Companies have discovered how to game the system in the age of AI-powered investment analysis—and the techniques they're using reveal fundamental vulnerabilities in how artificial intelligence interprets financial disclosures.
Bradford Levy, a University of Chicago professor researching AI applications in financial markets, has documented how corporations are strategically restructuring SEC filings to exploit weaknesses in language models. The tactics don't involve changing information—that would be securities fraud—but rather manipulating how AI tools process and prioritize that information.
The core exploit is elegantly simple: AI models are less likely to scrutinize content in the middle of documents. So companies shuffle sections, moving unfavorable disclosures—say, details about declining margins in a key business segment—from prominent positions to the middle of lengthy 10-K filings where AI parsers are statistically less likely to weight them heavily in analysis.
In Levy's classroom, students demonstrate the technique by "shuffling paragraphs around so they can move section seven to the front of the 10-K" without altering actual content. The reshuffling changes how AI-driven investment tools like AlphaSense, Bloomberg Intelligence, or ChatGPT-powered analysts interpret the document's overall sentiment and risk profile.
This represents a fascinating arms race. On one side, investors have gained unprecedented analytical power from AI tools that can process thousands of filings instantly, extract key metrics, and identify patterns humans would miss. Hedge funds and institutional investors increasingly rely on these tools for initial screening and analysis. On the other side, corporate IR departments and outside counsel have figured out how to downplay information they'd prefer received less attention—not by hiding it, which regulators prohibit, but by exploiting how AI attention mechanisms work.
The SEC hasn't issued formal guidance on this practice yet, but the cat-and-mouse game raises profound questions about disclosure effectiveness in the AI era. The spirit of securities law requires material information be presented clearly and prominently. But if companies can technically comply while knowing AI tools will systematically underweight certain disclosures, does that satisfy the disclosure obligation?
Levy's students now include a counter-exercise where some attempt to "unwind the positive bias that other students attempt to put in the disclosure so that companies cannot game the situation." It's arms race dynamics playing out in real-time: as AI detection methods improve, gaming techniques will evolve in response.
The practical implications for investors are significant. Those relying heavily on AI-powered screening and analysis tools should recognize they're potentially missing material information that companies have deliberately de-emphasized. Human oversight remains essential—not just because of "the dangers of hallucinations" that Levy notes, but because adversarial actors are actively trying to manipulate the AI's understanding.

(Structured page parsing listing)
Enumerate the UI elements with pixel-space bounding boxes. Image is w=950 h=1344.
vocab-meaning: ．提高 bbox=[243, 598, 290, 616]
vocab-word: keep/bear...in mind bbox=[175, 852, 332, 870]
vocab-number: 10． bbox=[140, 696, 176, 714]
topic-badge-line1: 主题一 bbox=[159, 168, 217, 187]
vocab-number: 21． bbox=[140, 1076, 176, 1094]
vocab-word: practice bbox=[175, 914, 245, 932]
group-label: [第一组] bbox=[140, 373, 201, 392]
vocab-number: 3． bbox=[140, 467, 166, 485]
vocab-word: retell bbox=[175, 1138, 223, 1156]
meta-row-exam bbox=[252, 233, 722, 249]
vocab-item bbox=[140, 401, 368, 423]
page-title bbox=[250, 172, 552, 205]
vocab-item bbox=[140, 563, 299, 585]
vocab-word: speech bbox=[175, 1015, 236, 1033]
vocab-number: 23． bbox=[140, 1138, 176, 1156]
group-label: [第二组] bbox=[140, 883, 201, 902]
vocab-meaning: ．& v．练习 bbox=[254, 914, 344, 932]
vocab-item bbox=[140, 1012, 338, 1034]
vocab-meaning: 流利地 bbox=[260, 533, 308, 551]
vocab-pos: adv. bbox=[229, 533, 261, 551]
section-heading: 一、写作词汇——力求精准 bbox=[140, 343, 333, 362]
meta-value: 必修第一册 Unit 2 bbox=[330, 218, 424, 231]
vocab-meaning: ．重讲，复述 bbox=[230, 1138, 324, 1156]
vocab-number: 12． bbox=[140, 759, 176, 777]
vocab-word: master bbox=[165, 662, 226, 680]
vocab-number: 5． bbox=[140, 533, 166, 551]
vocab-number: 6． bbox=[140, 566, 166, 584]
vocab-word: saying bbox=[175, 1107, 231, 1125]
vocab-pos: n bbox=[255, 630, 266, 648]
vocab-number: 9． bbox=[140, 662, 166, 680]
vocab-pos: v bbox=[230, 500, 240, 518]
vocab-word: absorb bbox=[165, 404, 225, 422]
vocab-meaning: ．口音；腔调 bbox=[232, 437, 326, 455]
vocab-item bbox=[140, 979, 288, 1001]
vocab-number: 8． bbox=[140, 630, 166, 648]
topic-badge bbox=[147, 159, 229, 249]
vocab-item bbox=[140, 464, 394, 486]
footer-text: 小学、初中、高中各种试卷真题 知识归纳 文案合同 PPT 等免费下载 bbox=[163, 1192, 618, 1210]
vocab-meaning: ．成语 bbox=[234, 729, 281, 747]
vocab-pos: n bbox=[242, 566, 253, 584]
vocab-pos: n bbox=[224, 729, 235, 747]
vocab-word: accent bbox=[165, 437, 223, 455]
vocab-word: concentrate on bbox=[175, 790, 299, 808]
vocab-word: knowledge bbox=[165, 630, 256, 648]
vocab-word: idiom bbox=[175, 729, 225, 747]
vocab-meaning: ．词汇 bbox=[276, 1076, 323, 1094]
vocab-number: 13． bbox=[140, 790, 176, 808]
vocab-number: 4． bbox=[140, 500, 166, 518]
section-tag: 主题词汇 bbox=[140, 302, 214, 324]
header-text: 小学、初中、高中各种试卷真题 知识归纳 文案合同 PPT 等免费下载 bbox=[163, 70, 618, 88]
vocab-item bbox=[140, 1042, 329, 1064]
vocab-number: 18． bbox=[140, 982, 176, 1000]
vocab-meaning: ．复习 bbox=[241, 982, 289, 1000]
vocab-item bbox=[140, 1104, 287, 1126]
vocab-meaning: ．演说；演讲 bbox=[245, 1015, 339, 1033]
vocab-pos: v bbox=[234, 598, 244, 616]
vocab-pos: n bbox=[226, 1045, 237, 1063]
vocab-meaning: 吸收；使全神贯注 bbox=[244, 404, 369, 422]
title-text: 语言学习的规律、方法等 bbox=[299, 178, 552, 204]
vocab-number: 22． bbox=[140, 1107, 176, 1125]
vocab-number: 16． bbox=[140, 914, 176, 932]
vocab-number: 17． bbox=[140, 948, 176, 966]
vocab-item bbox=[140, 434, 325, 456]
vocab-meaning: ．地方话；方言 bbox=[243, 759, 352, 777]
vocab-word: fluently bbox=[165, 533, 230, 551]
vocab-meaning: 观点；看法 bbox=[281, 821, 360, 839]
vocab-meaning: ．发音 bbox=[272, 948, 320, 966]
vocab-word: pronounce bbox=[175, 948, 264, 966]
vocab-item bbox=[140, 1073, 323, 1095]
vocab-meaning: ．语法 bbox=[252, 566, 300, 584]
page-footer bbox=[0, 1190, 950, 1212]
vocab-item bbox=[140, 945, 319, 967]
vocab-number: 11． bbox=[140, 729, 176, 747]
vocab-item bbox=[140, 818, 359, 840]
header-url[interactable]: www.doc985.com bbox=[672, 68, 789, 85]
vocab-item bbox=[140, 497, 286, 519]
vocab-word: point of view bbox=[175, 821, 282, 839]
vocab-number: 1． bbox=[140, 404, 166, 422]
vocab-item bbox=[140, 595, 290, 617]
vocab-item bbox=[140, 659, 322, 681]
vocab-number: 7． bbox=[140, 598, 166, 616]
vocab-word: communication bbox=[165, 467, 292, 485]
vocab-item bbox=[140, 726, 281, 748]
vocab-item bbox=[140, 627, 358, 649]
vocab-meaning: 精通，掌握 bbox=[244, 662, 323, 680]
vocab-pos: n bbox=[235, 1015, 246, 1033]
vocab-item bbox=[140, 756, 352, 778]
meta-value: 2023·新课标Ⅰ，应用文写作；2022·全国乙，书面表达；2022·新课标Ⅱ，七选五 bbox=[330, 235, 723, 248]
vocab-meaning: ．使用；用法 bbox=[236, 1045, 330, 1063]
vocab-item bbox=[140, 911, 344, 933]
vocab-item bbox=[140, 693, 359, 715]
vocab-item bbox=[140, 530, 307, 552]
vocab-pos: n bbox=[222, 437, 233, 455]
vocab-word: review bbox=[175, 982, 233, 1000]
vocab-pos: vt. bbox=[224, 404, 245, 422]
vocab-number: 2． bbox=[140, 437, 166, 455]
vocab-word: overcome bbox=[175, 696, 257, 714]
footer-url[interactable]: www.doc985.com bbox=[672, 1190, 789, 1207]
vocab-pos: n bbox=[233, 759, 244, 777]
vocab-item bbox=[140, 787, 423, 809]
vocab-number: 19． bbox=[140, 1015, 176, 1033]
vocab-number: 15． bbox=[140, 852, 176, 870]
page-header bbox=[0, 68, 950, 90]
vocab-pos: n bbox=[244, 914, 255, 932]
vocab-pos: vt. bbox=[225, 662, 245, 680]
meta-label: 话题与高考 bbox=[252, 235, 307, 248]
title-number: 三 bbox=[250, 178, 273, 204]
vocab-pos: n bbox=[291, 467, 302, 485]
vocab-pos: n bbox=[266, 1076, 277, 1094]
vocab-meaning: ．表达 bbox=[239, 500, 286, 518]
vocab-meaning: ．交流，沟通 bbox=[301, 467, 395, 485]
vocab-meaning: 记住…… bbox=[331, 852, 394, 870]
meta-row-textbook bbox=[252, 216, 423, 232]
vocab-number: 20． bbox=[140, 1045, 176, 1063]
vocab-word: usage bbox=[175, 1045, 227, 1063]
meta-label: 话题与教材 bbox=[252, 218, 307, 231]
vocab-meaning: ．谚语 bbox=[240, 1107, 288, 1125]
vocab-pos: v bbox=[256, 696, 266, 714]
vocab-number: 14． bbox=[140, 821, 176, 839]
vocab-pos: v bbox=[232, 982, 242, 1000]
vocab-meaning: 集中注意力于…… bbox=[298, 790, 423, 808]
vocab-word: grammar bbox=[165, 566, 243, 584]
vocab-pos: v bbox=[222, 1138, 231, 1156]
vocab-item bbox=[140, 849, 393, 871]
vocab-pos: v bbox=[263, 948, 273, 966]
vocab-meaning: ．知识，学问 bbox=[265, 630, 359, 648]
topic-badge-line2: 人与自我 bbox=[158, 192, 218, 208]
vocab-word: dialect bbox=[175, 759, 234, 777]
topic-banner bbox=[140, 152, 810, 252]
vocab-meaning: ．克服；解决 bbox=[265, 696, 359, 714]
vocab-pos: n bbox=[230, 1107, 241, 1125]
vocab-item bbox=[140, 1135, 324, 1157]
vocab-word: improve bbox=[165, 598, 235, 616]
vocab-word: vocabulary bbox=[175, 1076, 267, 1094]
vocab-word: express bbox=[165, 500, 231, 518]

## WHAT YOU ARE ASKED TO DO
Please pick up the article on companies gaming AI analysis of SEC filings and continue it from its last sentence.

## ANSWER
For AI vendors providing financial analysis tools, this exposes a critical vulnerability in their products. AlphaSense, Bloomberg, and others will need to develop more sophisticated document analysis that doesn't fall prey to simple structural manipulation. That likely means weighting sections based on regulatory requirements rather than document position, applying adversarial training to detect gaming attempts, and incorporating human expert review of AI-flagged anomalies.
The broader lesson extends beyond finance. As AI systems become gatekeepers of information—whether analyzing corporate filings, medical records, legal documents, or academic research—adversarial actors will develop techniques to manipulate how those systems interpret data. The examples will be technical and domain-specific, but the pattern is universal: any automated system with known biases can be gamed.
Some might argue this is just companies exercising discretion about how to present information, no different than emphasizing positive metrics in earnings press releases while burying concerning data in footnotes. But there's a distinction: press releases are explicitly promotional documents, while SEC filings are regulatory disclosures meant to provide material information to investors. Gaming AI analysis of regulatory filings sits in murkier ethical and potentially legal territory.
For retail investors, the takeaway is straightforward: don't rely exclusively on AI summaries of financial filings, no matter how sophisticated the tool. The companies you're analyzing may be actively trying to manipulate those summaries. Read the actual filings, particularly the "Risk Factors" sections and MD&A, regardless of where they appear in the document structure.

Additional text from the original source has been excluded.